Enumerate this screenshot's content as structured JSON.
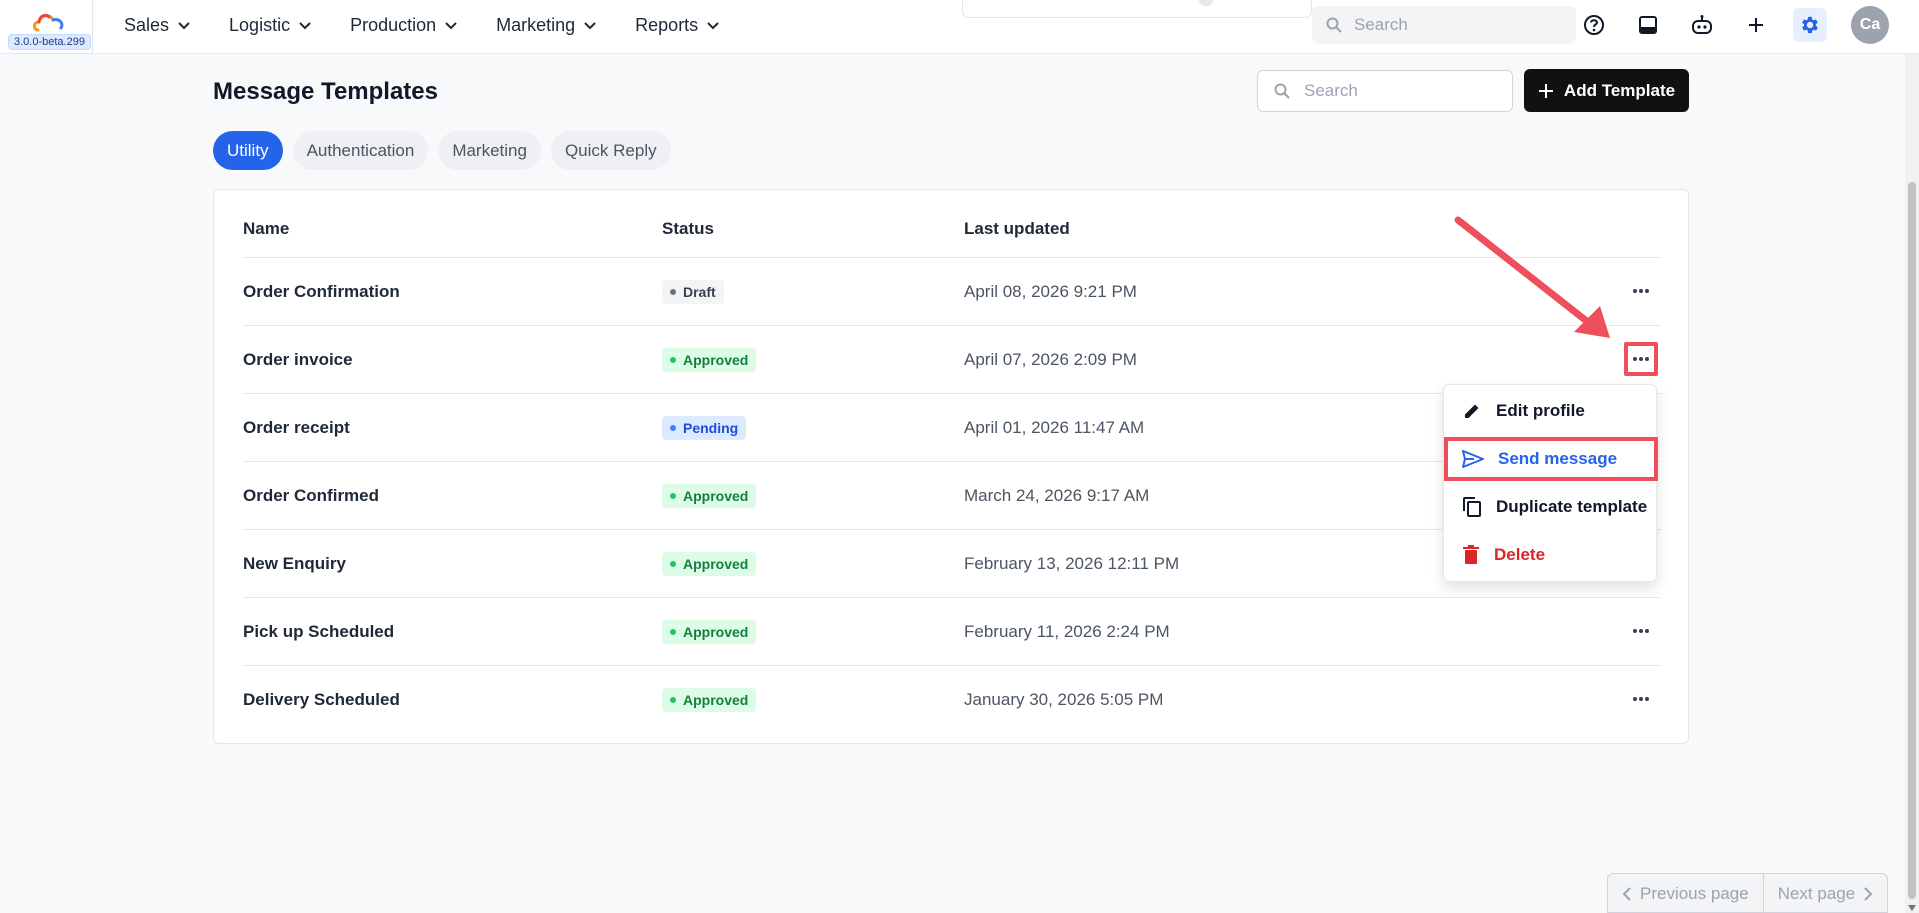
{
  "app": {
    "version": "3.0.0-beta.299",
    "nav": [
      "Sales",
      "Logistic",
      "Production",
      "Marketing",
      "Reports"
    ],
    "search_placeholder": "Search",
    "avatar_initials": "Ca",
    "accent_color": "#2563eb"
  },
  "page": {
    "title": "Message Templates",
    "search_placeholder": "Search",
    "add_button": "Add Template",
    "tabs": [
      {
        "label": "Utility",
        "active": true
      },
      {
        "label": "Authentication",
        "active": false
      },
      {
        "label": "Marketing",
        "active": false
      },
      {
        "label": "Quick Reply",
        "active": false
      }
    ]
  },
  "table": {
    "columns": [
      "Name",
      "Status",
      "Last updated"
    ],
    "rows": [
      {
        "name": "Order Confirmation",
        "status": "Draft",
        "updated": "April 08, 2026 9:21 PM"
      },
      {
        "name": "Order invoice",
        "status": "Approved",
        "updated": "April 07, 2026 2:09 PM"
      },
      {
        "name": "Order receipt",
        "status": "Pending",
        "updated": "April 01, 2026 11:47 AM"
      },
      {
        "name": "Order Confirmed",
        "status": "Approved",
        "updated": "March 24, 2026 9:17 AM"
      },
      {
        "name": "New Enquiry",
        "status": "Approved",
        "updated": "February 13, 2026 12:11 PM"
      },
      {
        "name": "Pick up Scheduled",
        "status": "Approved",
        "updated": "February 11, 2026 2:24 PM"
      },
      {
        "name": "Delivery Scheduled",
        "status": "Approved",
        "updated": "January 30, 2026 5:05 PM"
      }
    ],
    "status_colors": {
      "Draft": {
        "bg": "#f3f4f6",
        "fg": "#374151",
        "dot": "#6b7280"
      },
      "Approved": {
        "bg": "#dcfce7",
        "fg": "#15803d",
        "dot": "#22c55e"
      },
      "Pending": {
        "bg": "#dbeafe",
        "fg": "#1d4ed8",
        "dot": "#3b82f6"
      }
    }
  },
  "menu": {
    "items": [
      {
        "label": "Edit profile",
        "icon": "pencil-icon"
      },
      {
        "label": "Send message",
        "icon": "send-icon"
      },
      {
        "label": "Duplicate template",
        "icon": "copy-icon"
      },
      {
        "label": "Delete",
        "icon": "trash-icon"
      }
    ]
  },
  "pagination": {
    "prev": "Previous page",
    "next": "Next page"
  }
}
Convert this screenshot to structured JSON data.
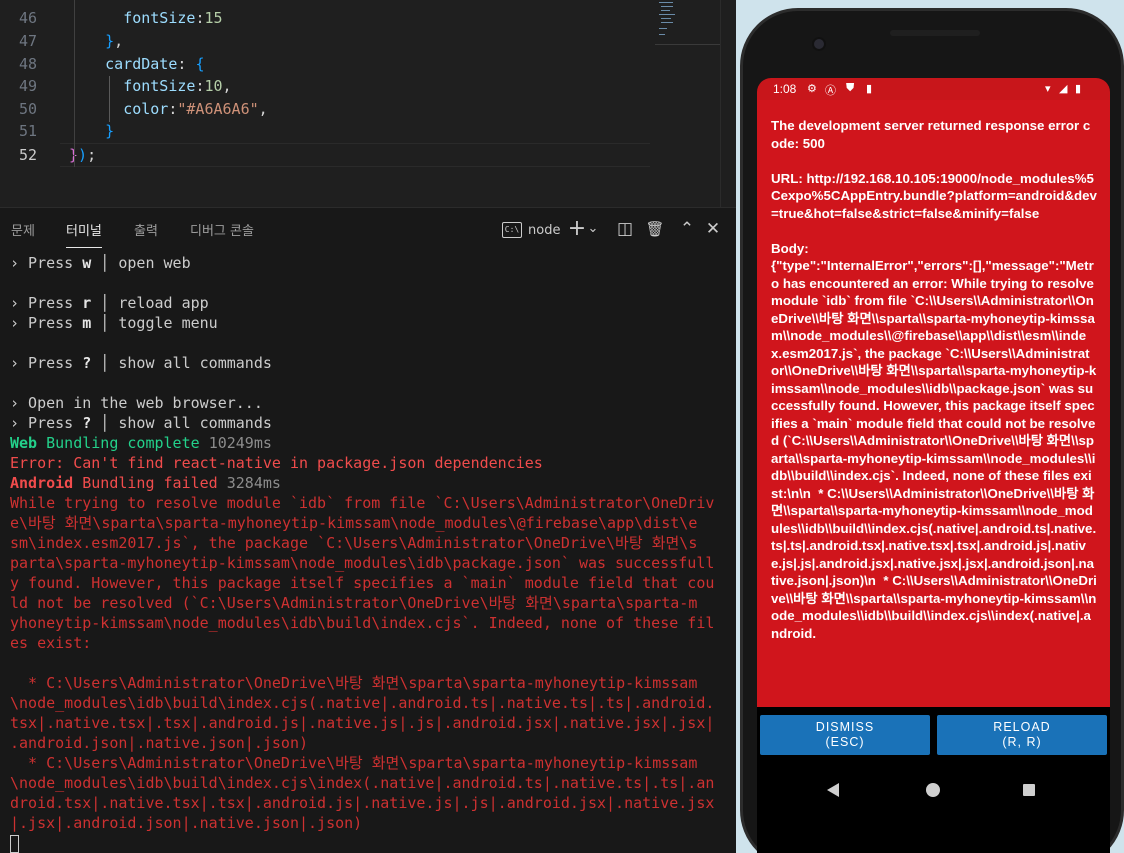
{
  "editor": {
    "lines": [
      {
        "number": "46",
        "segments": [
          {
            "t": "      ",
            "c": "c-pun"
          },
          {
            "t": "fontSize",
            "c": "c-key"
          },
          {
            "t": ":",
            "c": "c-pun"
          },
          {
            "t": "15",
            "c": "c-num"
          }
        ]
      },
      {
        "number": "47",
        "segments": [
          {
            "t": "    ",
            "c": "c-pun"
          },
          {
            "t": "}",
            "c": "c-brk2"
          },
          {
            "t": ",",
            "c": "c-pun"
          }
        ]
      },
      {
        "number": "48",
        "segments": [
          {
            "t": "    ",
            "c": "c-pun"
          },
          {
            "t": "cardDate",
            "c": "c-key"
          },
          {
            "t": ": ",
            "c": "c-pun"
          },
          {
            "t": "{",
            "c": "c-brk2"
          }
        ]
      },
      {
        "number": "49",
        "segments": [
          {
            "t": "      ",
            "c": "c-pun"
          },
          {
            "t": "fontSize",
            "c": "c-key"
          },
          {
            "t": ":",
            "c": "c-pun"
          },
          {
            "t": "10",
            "c": "c-num"
          },
          {
            "t": ",",
            "c": "c-pun"
          }
        ]
      },
      {
        "number": "50",
        "segments": [
          {
            "t": "      ",
            "c": "c-pun"
          },
          {
            "t": "color",
            "c": "c-key"
          },
          {
            "t": ":",
            "c": "c-pun"
          },
          {
            "t": "\"#A6A6A6\"",
            "c": "c-str"
          },
          {
            "t": ",",
            "c": "c-pun"
          }
        ]
      },
      {
        "number": "51",
        "segments": [
          {
            "t": "    ",
            "c": "c-pun"
          },
          {
            "t": "}",
            "c": "c-brk2"
          }
        ]
      },
      {
        "number": "52",
        "segments": [
          {
            "t": "}",
            "c": "c-brk"
          },
          {
            "t": ")",
            "c": "c-brk2"
          },
          {
            "t": ";",
            "c": "c-pun"
          }
        ]
      }
    ],
    "current_line": "52"
  },
  "panel": {
    "tabs": [
      {
        "label": "문제",
        "active": false
      },
      {
        "label": "터미널",
        "active": true
      },
      {
        "label": "출력",
        "active": false
      },
      {
        "label": "디버그 콘솔",
        "active": false
      }
    ],
    "terminal_icon_text": "C:\\",
    "terminal_name": "node",
    "tools": {
      "add": "+",
      "add_menu": "⌄",
      "split": "◫",
      "trash": "🗑",
      "maximize": "⌃",
      "close": "✕"
    }
  },
  "terminal": {
    "lines": [
      [
        {
          "t": "› Press ",
          "c": ""
        },
        {
          "t": "w",
          "c": "t-w"
        },
        {
          "t": " │ open web",
          "c": ""
        }
      ],
      [],
      [
        {
          "t": "› Press ",
          "c": ""
        },
        {
          "t": "r",
          "c": "t-w"
        },
        {
          "t": " │ reload app",
          "c": ""
        }
      ],
      [
        {
          "t": "› Press ",
          "c": ""
        },
        {
          "t": "m",
          "c": "t-w"
        },
        {
          "t": " │ toggle menu",
          "c": ""
        }
      ],
      [],
      [
        {
          "t": "› Press ",
          "c": ""
        },
        {
          "t": "?",
          "c": "t-w"
        },
        {
          "t": " │ show all commands",
          "c": ""
        }
      ],
      [],
      [
        {
          "t": "› Open in the web browser...",
          "c": ""
        }
      ],
      [
        {
          "t": "› Press ",
          "c": ""
        },
        {
          "t": "?",
          "c": "t-w"
        },
        {
          "t": " │ show all commands",
          "c": ""
        }
      ],
      [
        {
          "t": "Web",
          "c": "t-grnb"
        },
        {
          "t": " Bundling complete ",
          "c": "t-grn"
        },
        {
          "t": "10249ms",
          "c": "t-gry"
        }
      ],
      [
        {
          "t": "Error: Can't find react-native in package.json dependencies",
          "c": "t-err"
        }
      ],
      [
        {
          "t": "Android",
          "c": "t-redb"
        },
        {
          "t": " Bundling failed ",
          "c": "t-err"
        },
        {
          "t": "3284ms",
          "c": "t-gry"
        }
      ],
      [
        {
          "t": "While trying to resolve module `idb` from file `C:\\Users\\Administrator\\OneDriv",
          "c": "t-red"
        }
      ],
      [
        {
          "t": "e\\바탕 화면\\sparta\\sparta-myhoneytip-kimssam\\node_modules\\@firebase\\app\\dist\\e",
          "c": "t-red"
        }
      ],
      [
        {
          "t": "sm\\index.esm2017.js`, the package `C:\\Users\\Administrator\\OneDrive\\바탕 화면\\s",
          "c": "t-red"
        }
      ],
      [
        {
          "t": "parta\\sparta-myhoneytip-kimssam\\node_modules\\idb\\package.json` was successfull",
          "c": "t-red"
        }
      ],
      [
        {
          "t": "y found. However, this package itself specifies a `main` module field that cou",
          "c": "t-red"
        }
      ],
      [
        {
          "t": "ld not be resolved (`C:\\Users\\Administrator\\OneDrive\\바탕 화면\\sparta\\sparta-m",
          "c": "t-red"
        }
      ],
      [
        {
          "t": "yhoneytip-kimssam\\node_modules\\idb\\build\\index.cjs`. Indeed, none of these fil",
          "c": "t-red"
        }
      ],
      [
        {
          "t": "es exist:",
          "c": "t-red"
        }
      ],
      [],
      [
        {
          "t": "  * C:\\Users\\Administrator\\OneDrive\\바탕 화면\\sparta\\sparta-myhoneytip-kimssam",
          "c": "t-red"
        }
      ],
      [
        {
          "t": "\\node_modules\\idb\\build\\index.cjs(.native|.android.ts|.native.ts|.ts|.android.",
          "c": "t-red"
        }
      ],
      [
        {
          "t": "tsx|.native.tsx|.tsx|.android.js|.native.js|.js|.android.jsx|.native.jsx|.jsx|",
          "c": "t-red"
        }
      ],
      [
        {
          "t": ".android.json|.native.json|.json)",
          "c": "t-red"
        }
      ],
      [
        {
          "t": "  * C:\\Users\\Administrator\\OneDrive\\바탕 화면\\sparta\\sparta-myhoneytip-kimssam",
          "c": "t-red"
        }
      ],
      [
        {
          "t": "\\node_modules\\idb\\build\\index.cjs\\index(.native|.android.ts|.native.ts|.ts|.an",
          "c": "t-red"
        }
      ],
      [
        {
          "t": "droid.tsx|.native.tsx|.tsx|.android.js|.native.js|.js|.android.jsx|.native.jsx",
          "c": "t-red"
        }
      ],
      [
        {
          "t": "|.jsx|.android.json|.native.json|.json)",
          "c": "t-red"
        }
      ]
    ]
  },
  "phone": {
    "status_time": "1:08",
    "status_icons_left": [
      "⚙",
      "Ⓐ",
      "⛊",
      "▮"
    ],
    "status_icons_right": [
      "▾",
      "◢",
      "▮"
    ],
    "error_text": "The development server returned response error code: 500\n\nURL: http://192.168.10.105:19000/node_modules%5Cexpo%5CAppEntry.bundle?platform=android&dev=true&hot=false&strict=false&minify=false\n\nBody:\n{\"type\":\"InternalError\",\"errors\":[],\"message\":\"Metro has encountered an error: While trying to resolve module `idb` from file `C:\\\\Users\\\\Administrator\\\\OneDrive\\\\바탕 화면\\\\sparta\\\\sparta-myhoneytip-kimssam\\\\node_modules\\\\@firebase\\\\app\\\\dist\\\\esm\\\\index.esm2017.js`, the package `C:\\\\Users\\\\Administrator\\\\OneDrive\\\\바탕 화면\\\\sparta\\\\sparta-myhoneytip-kimssam\\\\node_modules\\\\idb\\\\package.json` was successfully found. However, this package itself specifies a `main` module field that could not be resolved (`C:\\\\Users\\\\Administrator\\\\OneDrive\\\\바탕 화면\\\\sparta\\\\sparta-myhoneytip-kimssam\\\\node_modules\\\\idb\\\\build\\\\index.cjs`. Indeed, none of these files exist:\\n\\n  * C:\\\\Users\\\\Administrator\\\\OneDrive\\\\바탕 화면\\\\sparta\\\\sparta-myhoneytip-kimssam\\\\node_modules\\\\idb\\\\build\\\\index.cjs(.native|.android.ts|.native.ts|.ts|.android.tsx|.native.tsx|.tsx|.android.js|.native.js|.js|.android.jsx|.native.jsx|.jsx|.android.json|.native.json|.json)\\n  * C:\\\\Users\\\\Administrator\\\\OneDrive\\\\바탕 화면\\\\sparta\\\\sparta-myhoneytip-kimssam\\\\node_modules\\\\idb\\\\build\\\\index.cjs\\\\index(.native|.android.",
    "dismiss_label": "DISMISS",
    "dismiss_shortcut": "(ESC)",
    "reload_label": "RELOAD",
    "reload_shortcut": "(R, R)"
  },
  "colors": {
    "error_red": "#d0151c",
    "button_blue": "#1a72b8",
    "editor_bg": "#1f1f1f",
    "terminal_bg": "#181818"
  }
}
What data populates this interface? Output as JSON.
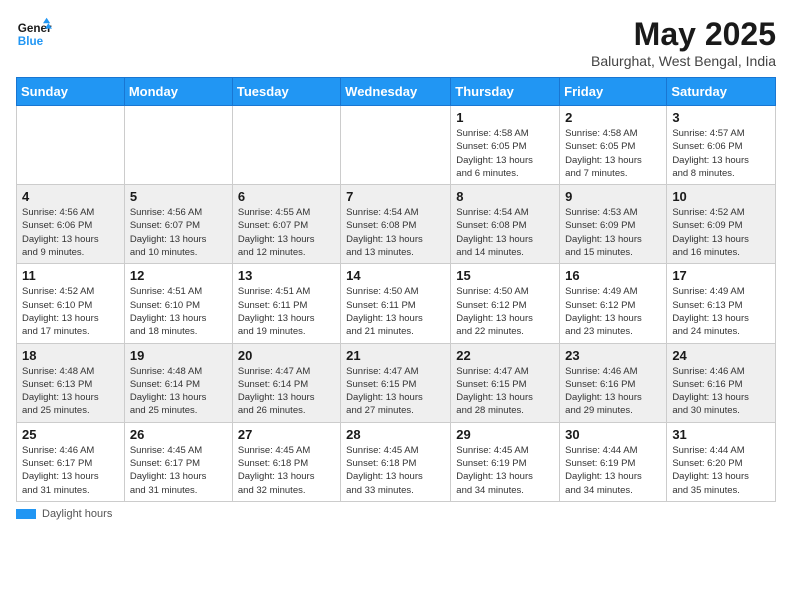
{
  "header": {
    "logo_line1": "General",
    "logo_line2": "Blue",
    "month_title": "May 2025",
    "location": "Balurghat, West Bengal, India"
  },
  "days_of_week": [
    "Sunday",
    "Monday",
    "Tuesday",
    "Wednesday",
    "Thursday",
    "Friday",
    "Saturday"
  ],
  "footer": {
    "daylight_label": "Daylight hours"
  },
  "weeks": [
    [
      {
        "day": "",
        "info": ""
      },
      {
        "day": "",
        "info": ""
      },
      {
        "day": "",
        "info": ""
      },
      {
        "day": "",
        "info": ""
      },
      {
        "day": "1",
        "info": "Sunrise: 4:58 AM\nSunset: 6:05 PM\nDaylight: 13 hours\nand 6 minutes."
      },
      {
        "day": "2",
        "info": "Sunrise: 4:58 AM\nSunset: 6:05 PM\nDaylight: 13 hours\nand 7 minutes."
      },
      {
        "day": "3",
        "info": "Sunrise: 4:57 AM\nSunset: 6:06 PM\nDaylight: 13 hours\nand 8 minutes."
      }
    ],
    [
      {
        "day": "4",
        "info": "Sunrise: 4:56 AM\nSunset: 6:06 PM\nDaylight: 13 hours\nand 9 minutes."
      },
      {
        "day": "5",
        "info": "Sunrise: 4:56 AM\nSunset: 6:07 PM\nDaylight: 13 hours\nand 10 minutes."
      },
      {
        "day": "6",
        "info": "Sunrise: 4:55 AM\nSunset: 6:07 PM\nDaylight: 13 hours\nand 12 minutes."
      },
      {
        "day": "7",
        "info": "Sunrise: 4:54 AM\nSunset: 6:08 PM\nDaylight: 13 hours\nand 13 minutes."
      },
      {
        "day": "8",
        "info": "Sunrise: 4:54 AM\nSunset: 6:08 PM\nDaylight: 13 hours\nand 14 minutes."
      },
      {
        "day": "9",
        "info": "Sunrise: 4:53 AM\nSunset: 6:09 PM\nDaylight: 13 hours\nand 15 minutes."
      },
      {
        "day": "10",
        "info": "Sunrise: 4:52 AM\nSunset: 6:09 PM\nDaylight: 13 hours\nand 16 minutes."
      }
    ],
    [
      {
        "day": "11",
        "info": "Sunrise: 4:52 AM\nSunset: 6:10 PM\nDaylight: 13 hours\nand 17 minutes."
      },
      {
        "day": "12",
        "info": "Sunrise: 4:51 AM\nSunset: 6:10 PM\nDaylight: 13 hours\nand 18 minutes."
      },
      {
        "day": "13",
        "info": "Sunrise: 4:51 AM\nSunset: 6:11 PM\nDaylight: 13 hours\nand 19 minutes."
      },
      {
        "day": "14",
        "info": "Sunrise: 4:50 AM\nSunset: 6:11 PM\nDaylight: 13 hours\nand 21 minutes."
      },
      {
        "day": "15",
        "info": "Sunrise: 4:50 AM\nSunset: 6:12 PM\nDaylight: 13 hours\nand 22 minutes."
      },
      {
        "day": "16",
        "info": "Sunrise: 4:49 AM\nSunset: 6:12 PM\nDaylight: 13 hours\nand 23 minutes."
      },
      {
        "day": "17",
        "info": "Sunrise: 4:49 AM\nSunset: 6:13 PM\nDaylight: 13 hours\nand 24 minutes."
      }
    ],
    [
      {
        "day": "18",
        "info": "Sunrise: 4:48 AM\nSunset: 6:13 PM\nDaylight: 13 hours\nand 25 minutes."
      },
      {
        "day": "19",
        "info": "Sunrise: 4:48 AM\nSunset: 6:14 PM\nDaylight: 13 hours\nand 25 minutes."
      },
      {
        "day": "20",
        "info": "Sunrise: 4:47 AM\nSunset: 6:14 PM\nDaylight: 13 hours\nand 26 minutes."
      },
      {
        "day": "21",
        "info": "Sunrise: 4:47 AM\nSunset: 6:15 PM\nDaylight: 13 hours\nand 27 minutes."
      },
      {
        "day": "22",
        "info": "Sunrise: 4:47 AM\nSunset: 6:15 PM\nDaylight: 13 hours\nand 28 minutes."
      },
      {
        "day": "23",
        "info": "Sunrise: 4:46 AM\nSunset: 6:16 PM\nDaylight: 13 hours\nand 29 minutes."
      },
      {
        "day": "24",
        "info": "Sunrise: 4:46 AM\nSunset: 6:16 PM\nDaylight: 13 hours\nand 30 minutes."
      }
    ],
    [
      {
        "day": "25",
        "info": "Sunrise: 4:46 AM\nSunset: 6:17 PM\nDaylight: 13 hours\nand 31 minutes."
      },
      {
        "day": "26",
        "info": "Sunrise: 4:45 AM\nSunset: 6:17 PM\nDaylight: 13 hours\nand 31 minutes."
      },
      {
        "day": "27",
        "info": "Sunrise: 4:45 AM\nSunset: 6:18 PM\nDaylight: 13 hours\nand 32 minutes."
      },
      {
        "day": "28",
        "info": "Sunrise: 4:45 AM\nSunset: 6:18 PM\nDaylight: 13 hours\nand 33 minutes."
      },
      {
        "day": "29",
        "info": "Sunrise: 4:45 AM\nSunset: 6:19 PM\nDaylight: 13 hours\nand 34 minutes."
      },
      {
        "day": "30",
        "info": "Sunrise: 4:44 AM\nSunset: 6:19 PM\nDaylight: 13 hours\nand 34 minutes."
      },
      {
        "day": "31",
        "info": "Sunrise: 4:44 AM\nSunset: 6:20 PM\nDaylight: 13 hours\nand 35 minutes."
      }
    ]
  ]
}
:::
§ **REQUEST**
Pick out all the lines with the word "data" in them and copy them.

§ **THE RESULT**
Convert this screenshot to structured JSON data.
What data populates this interface? Output as JSON.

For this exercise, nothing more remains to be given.